- **Task objective**
Please pull out every line that includes the string "下列说法错误的是".

%%

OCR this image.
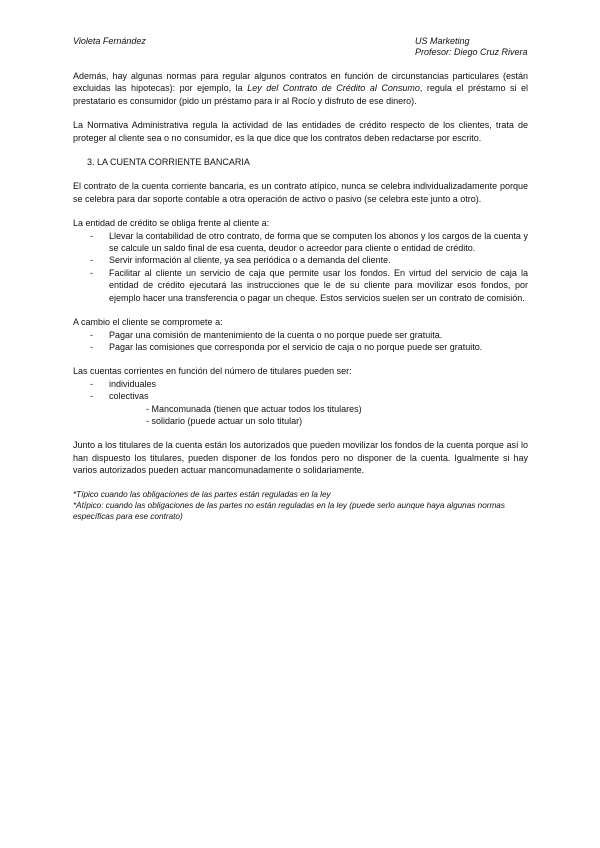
Violeta Fernández	US Marketing
Profesor: Diego Cruz Rivera

Además, hay algunas normas para regular algunos contratos en función de circunstancias particulares (están excluidas las hipotecas): por ejemplo, la Ley del Contrato de Crédito al Consumo, regula el préstamo si el prestatario es consumidor (pido un préstamo para ir al Rocío y disfruto de ese dinero).

La Normativa Administrativa regula la actividad de las entidades de crédito respecto de los clientes, trata de proteger al cliente sea o no consumidor, es la que dice que los contratos deben redactarse por escrito.

3. LA CUENTA CORRIENTE BANCARIA

El contrato de la cuenta corriente bancaria, es un contrato atípico, nunca se celebra individualizadamente porque se celebra para dar soporte contable a otra operación de activo o pasivo (se celebra este junto a otro).

La entidad de crédito se obliga frente al cliente a:

- Llevar la contabilidad de otro contrato, de forma que se computen los abonos y los cargos de la cuenta y se calcule un saldo final de esa cuenta, deudor o acreedor para cliente o entidad de crédito.
- Servir información al cliente, ya sea periódica o a demanda del cliente.
- Facilitar al cliente un servicio de caja que permite usar los fondos. En virtud del servicio de caja la entidad de crédito ejecutará las instrucciones que le de su cliente para movilizar esos fondos, por ejemplo hacer una transferencia o pagar un cheque. Estos servicios suelen ser un contrato de comisión.

A cambio el cliente se compromete a:

- Pagar una comisión de mantenimiento de la cuenta o no porque puede ser gratuita.
- Pagar las comisiones que corresponda por el servicio de caja o no porque puede ser gratuito.

Las cuentas corrientes en función del número de titulares pueden ser:

- individuales
- colectivas

- Mancomunada (tienen que actuar todos los titulares)

- solidario (puede actuar un solo titular)

Junto a los titulares de la cuenta están los autorizados que pueden movilizar los fondos de la cuenta porque así lo han dispuesto los titulares, pueden disponer de los fondos pero no disponer de la cuenta. Igualmente si hay varios autorizados pueden actuar mancomunadamente o solidariamente.

*Típico cuando las obligaciones de las partes están reguladas en la ley
*Atípico: cuando las obligaciones de las partes no están reguladas en la ley (puede serlo aunque haya algunas normas específicas para ese contrato)
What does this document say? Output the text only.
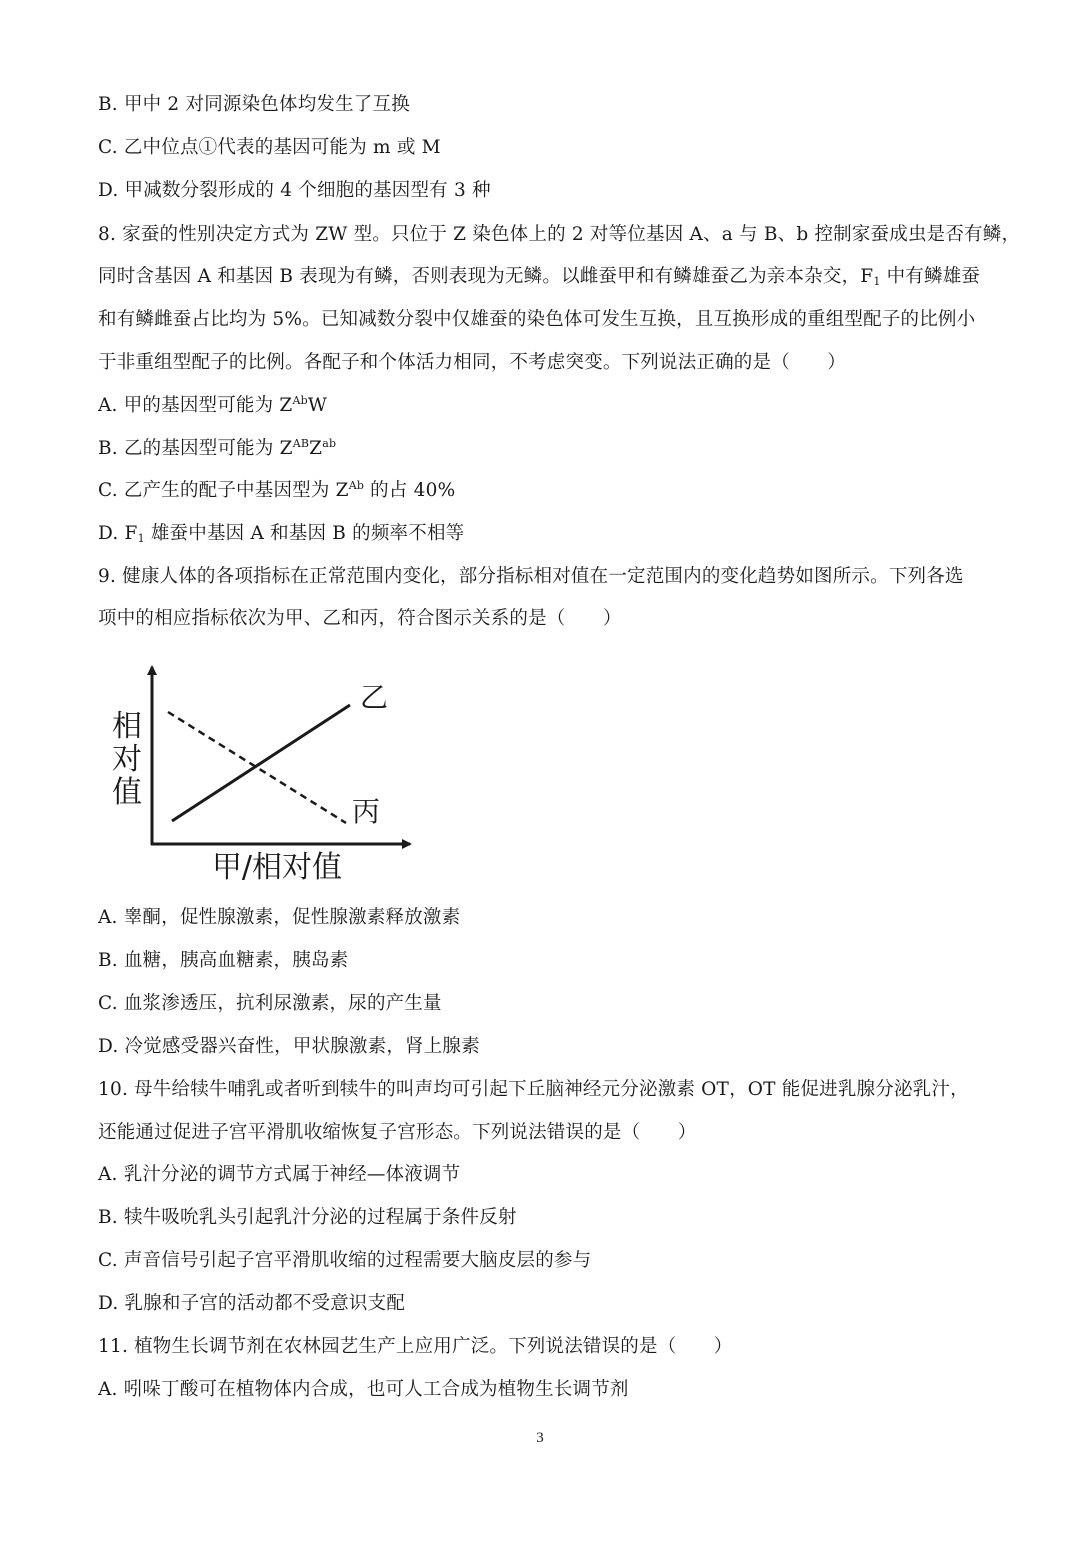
B. 甲中 2 对同源染色体均发生了互换
C. 乙中位点①代表的基因可能为 m 或 M
D. 甲减数分裂形成的 4 个细胞的基因型有 3 种
8. 家蚕的性别决定方式为 ZW 型。只位于 Z 染色体上的 2 对等位基因 A、a 与 B、b 控制家蚕成虫是否有鳞，
同时含基因 A 和基因 B 表现为有鳞，否则表现为无鳞。以雌蚕甲和有鳞雄蚕乙为亲本杂交，$F_1$ 中有鳞雄蚕
和有鳞雌蚕占比均为 5%。已知减数分裂中仅雄蚕的染色体可发生互换，且互换形成的重组型配子的比例小
于非重组型配子的比例。各配子和个体活力相同，不考虑突变。下列说法正确的是（　　）
A. 甲的基因型可能为 $Z^{Ab}W$
B. 乙的基因型可能为 $Z^{AB}Z^{ab}$
C. 乙产生的配子中基因型为 $Z^{Ab}$ 的占 40%
D. $F_1$ 雄蚕中基因 A 和基因 B 的频率不相等
9. 健康人体的各项指标在正常范围内变化，部分指标相对值在一定范围内的变化趋势如图所示。下列各选
项中的相应指标依次为甲、乙和丙，符合图示关系的是（　　）
相
对
值
甲/相对值
乙
丙
A. 睾酮，促性腺激素，促性腺激素释放激素
B. 血糖，胰高血糖素，胰岛素
C. 血浆渗透压，抗利尿激素，尿的产生量
D. 冷觉感受器兴奋性，甲状腺激素，肾上腺素
10. 母牛给犊牛哺乳或者听到犊牛的叫声均可引起下丘脑神经元分泌激素 OT，OT 能促进乳腺分泌乳汁，
还能通过促进子宫平滑肌收缩恢复子宫形态。下列说法错误的是（　　）
A. 乳汁分泌的调节方式属于神经—体液调节
B. 犊牛吸吮乳头引起乳汁分泌的过程属于条件反射
C. 声音信号引起子宫平滑肌收缩的过程需要大脑皮层的参与
D. 乳腺和子宫的活动都不受意识支配
11. 植物生长调节剂在农林园艺生产上应用广泛。下列说法错误的是（　　）
A. 吲哚丁酸可在植物体内合成，也可人工合成为植物生长调节剂
3
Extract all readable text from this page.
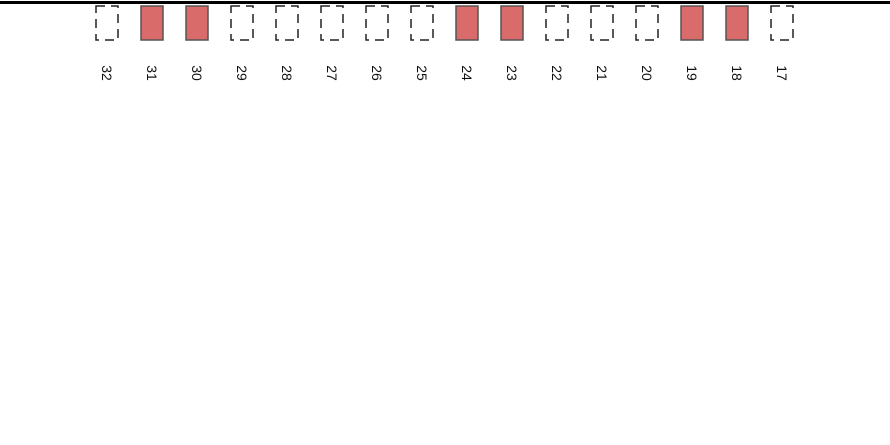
32 31 30 29 28 27 26 25 24 23 22 21 20 19 18 17
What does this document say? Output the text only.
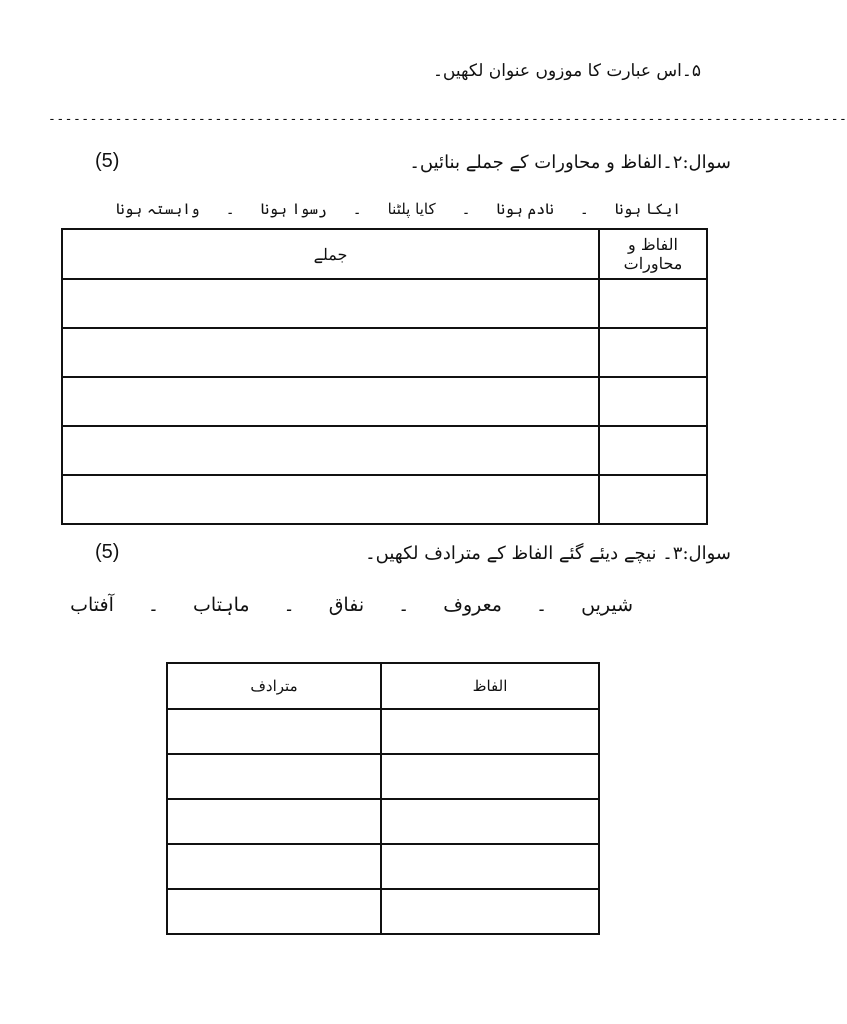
۵۔اس عبارت کا موزوں عنوان لکھیں۔
------------------------------------------------------------------------------------------------
سوال:۲۔الفاظ و محاورات کے جملے بنائیں۔
(5)
ایکا ہونا
۔
نادم ہونا
۔
کایا پلٹنا
۔
رسوا ہونا
۔
وابستہ ہونا
الفاظ و محاورات	جملے

سوال:۳۔ نیچے دیئے گئے الفاظ کے مترادف لکھیں۔
(5)
شیریں
۔
معروف
۔
نفاق
۔
ماہتاب
۔
آفتاب
الفاظ	مترادف
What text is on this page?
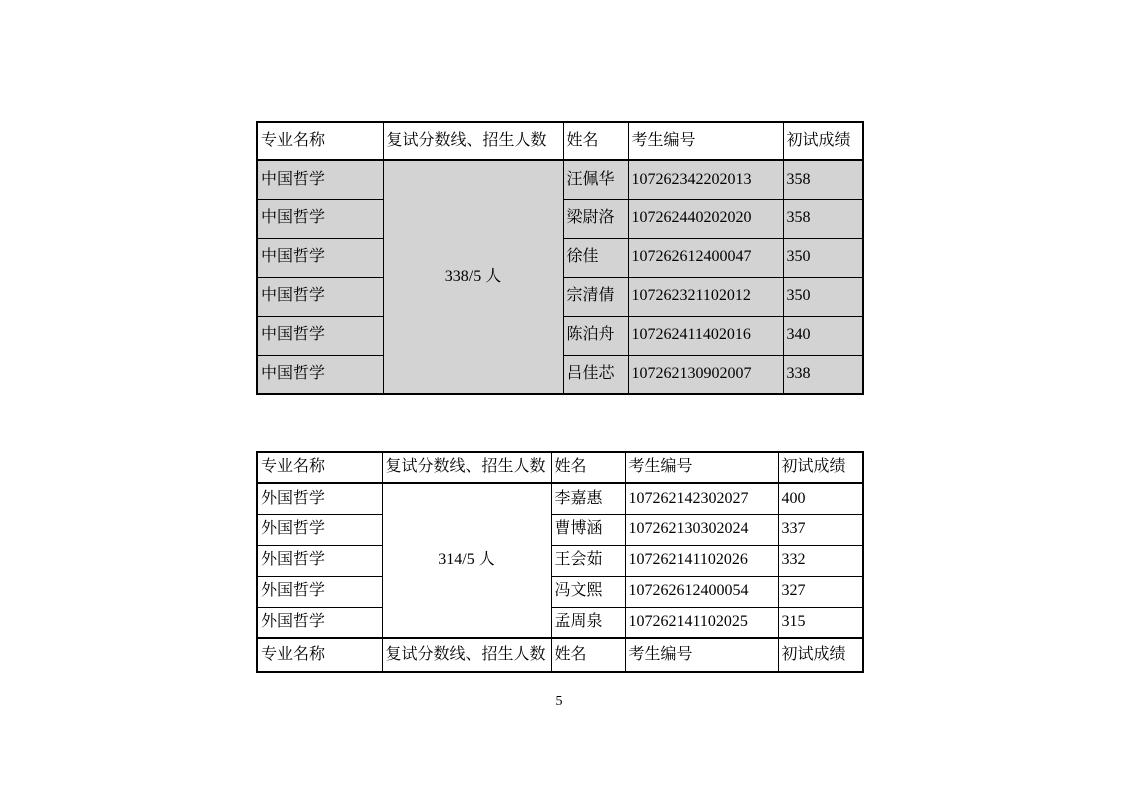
专业名称	复试分数线、招生人数	姓名	考生编号	初试成绩
中国哲学	338/5 人	汪佩华	107262342202013	358
中国哲学		梁尉洛	107262440202020	358
中国哲学		徐佳	107262612400047	350
中国哲学		宗清倩	107262321102012	350
中国哲学		陈泊舟	107262411402016	340
中国哲学		吕佳芯	107262130902007	338
专业名称	复试分数线、招生人数	姓名	考生编号	初试成绩
外国哲学	314/5 人	李嘉惠	107262142302027	400
外国哲学		曹博涵	107262130302024	337
外国哲学		王会茹	107262141102026	332
外国哲学		冯文熙	107262612400054	327
外国哲学		孟周泉	107262141102025	315
专业名称	复试分数线、招生人数	姓名	考生编号	初试成绩
5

%%

- **Complete answer**
还能通过促进子宫平滑肌收缩恢复子宫形态。下列说法错误的是（　　）
11. 植物生长调节剂在农林园艺生产上应用广泛。下列说法错误的是（　　）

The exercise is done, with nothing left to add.